(Data excerpts)
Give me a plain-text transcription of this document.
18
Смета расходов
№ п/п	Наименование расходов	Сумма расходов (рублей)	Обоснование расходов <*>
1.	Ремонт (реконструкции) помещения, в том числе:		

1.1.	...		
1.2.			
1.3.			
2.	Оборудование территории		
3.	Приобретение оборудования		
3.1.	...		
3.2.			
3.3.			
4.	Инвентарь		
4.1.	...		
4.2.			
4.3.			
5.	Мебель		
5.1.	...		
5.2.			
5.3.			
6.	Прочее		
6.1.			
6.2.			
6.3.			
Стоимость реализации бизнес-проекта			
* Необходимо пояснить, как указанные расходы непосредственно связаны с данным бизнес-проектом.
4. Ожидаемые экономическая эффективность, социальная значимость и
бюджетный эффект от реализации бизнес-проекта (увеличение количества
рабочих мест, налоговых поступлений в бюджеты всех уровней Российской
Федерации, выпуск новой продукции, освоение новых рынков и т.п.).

- Task to complete
Go through the listing and copy all of it exactly.

- In response
Give me a plain-text transcription of this document.
18
Смета расходов
№ п/п	Наименование расходов	Сумма расходов (рублей)	Обоснование расходов <*>
1.	Ремонт (реконструкции) помещения, в том числе:		

1.1.	...		
1.2.			
1.3.			
2.	Оборудование территории		
3.	Приобретение оборудования		
3.1.	...		
3.2.			
3.3.			
4.	Инвентарь		
4.1.	...		
4.2.			
4.3.			
5.	Мебель		
5.1.	...		
5.2.			
5.3.			
6.	Прочее		
6.1.			
6.2.			
6.3.			
Стоимость реализации бизнес-проекта			
* Необходимо пояснить, как указанные расходы непосредственно связаны с данным бизнес-проектом.
4. Ожидаемые экономическая эффективность, социальная значимость и
бюджетный эффект от реализации бизнес-проекта (увеличение количества
рабочих мест, налоговых поступлений в бюджеты всех уровней Российской
Федерации, выпуск новой продукции, освоение новых рынков и т.п.).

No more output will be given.